**Stated problem**. Each line that follows should be printed again exactly as it stands.

* start Data provided *

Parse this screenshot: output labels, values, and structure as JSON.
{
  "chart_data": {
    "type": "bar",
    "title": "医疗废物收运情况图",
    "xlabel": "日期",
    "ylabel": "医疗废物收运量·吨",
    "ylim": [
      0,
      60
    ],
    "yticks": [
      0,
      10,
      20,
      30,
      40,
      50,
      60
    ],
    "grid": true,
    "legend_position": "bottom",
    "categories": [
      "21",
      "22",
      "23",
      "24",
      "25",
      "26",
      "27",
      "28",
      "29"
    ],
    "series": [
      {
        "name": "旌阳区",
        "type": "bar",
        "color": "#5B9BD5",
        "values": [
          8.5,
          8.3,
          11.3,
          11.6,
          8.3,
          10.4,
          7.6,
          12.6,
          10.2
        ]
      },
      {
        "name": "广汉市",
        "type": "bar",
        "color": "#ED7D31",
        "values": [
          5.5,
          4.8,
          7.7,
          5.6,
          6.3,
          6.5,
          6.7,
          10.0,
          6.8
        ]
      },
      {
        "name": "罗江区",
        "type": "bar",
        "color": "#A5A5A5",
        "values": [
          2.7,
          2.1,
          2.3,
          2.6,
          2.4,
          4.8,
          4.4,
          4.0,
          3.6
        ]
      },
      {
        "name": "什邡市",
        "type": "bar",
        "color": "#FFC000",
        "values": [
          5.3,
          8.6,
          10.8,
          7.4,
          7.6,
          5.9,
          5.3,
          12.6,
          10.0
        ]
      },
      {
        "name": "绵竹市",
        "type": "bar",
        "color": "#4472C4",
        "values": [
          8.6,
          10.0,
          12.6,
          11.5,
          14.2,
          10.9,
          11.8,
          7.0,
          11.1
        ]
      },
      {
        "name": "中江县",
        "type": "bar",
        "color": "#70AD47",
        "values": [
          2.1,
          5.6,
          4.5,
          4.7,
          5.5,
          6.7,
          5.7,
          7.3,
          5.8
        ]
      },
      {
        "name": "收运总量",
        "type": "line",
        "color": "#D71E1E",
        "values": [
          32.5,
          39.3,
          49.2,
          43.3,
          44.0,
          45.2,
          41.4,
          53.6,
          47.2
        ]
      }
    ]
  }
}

* end Data provided *

**Correct result**.
Parse this screenshot: output labels, values, and structure as JSON.
{
  "chart_data": {
    "type": "bar",
    "title": "医疗废物收运情况图",
    "xlabel": "日期",
    "ylabel": "医疗废物收运量·吨",
    "ylim": [
      0,
      60
    ],
    "yticks": [
      0,
      10,
      20,
      30,
      40,
      50,
      60
    ],
    "grid": true,
    "legend_position": "bottom",
    "categories": [
      "21",
      "22",
      "23",
      "24",
      "25",
      "26",
      "27",
      "28",
      "29"
    ],
    "series": [
      {
        "name": "旌阳区",
        "type": "bar",
        "color": "#5B9BD5",
        "values": [
          8.5,
          8.3,
          11.3,
          11.6,
          8.3,
          10.4,
          7.6,
          12.6,
          10.2
        ]
      },
      {
        "name": "广汉市",
        "type": "bar",
        "color": "#ED7D31",
        "values": [
          5.5,
          4.8,
          7.7,
          5.6,
          6.3,
          6.5,
          6.7,
          10.0,
          6.8
        ]
      },
      {
        "name": "罗江区",
        "type": "bar",
        "color": "#A5A5A5",
        "values": [
          2.7,
          2.1,
          2.3,
          2.6,
          2.4,
          4.8,
          4.4,
          4.0,
          3.6
        ]
      },
      {
        "name": "什邡市",
        "type": "bar",
        "color": "#FFC000",
        "values": [
          5.3,
          8.6,
          10.8,
          7.4,
          7.6,
          5.9,
          5.3,
          12.6,
          10.0
        ]
      },
      {
        "name": "绵竹市",
        "type": "bar",
        "color": "#4472C4",
        "values": [
          8.6,
          10.0,
          12.6,
          11.5,
          14.2,
          10.9,
          11.8,
          7.0,
          11.1
        ]
      },
      {
        "name": "中江县",
        "type": "bar",
        "color": "#70AD47",
        "values": [
          2.1,
          5.6,
          4.5,
          4.7,
          5.5,
          6.7,
          5.7,
          7.3,
          5.8
        ]
      },
      {
        "name": "收运总量",
        "type": "line",
        "color": "#D71E1E",
        "values": [
          32.5,
          39.3,
          49.2,
          43.3,
          44.0,
          45.2,
          41.4,
          53.6,
          47.2
        ]
      }
    ]
  }
}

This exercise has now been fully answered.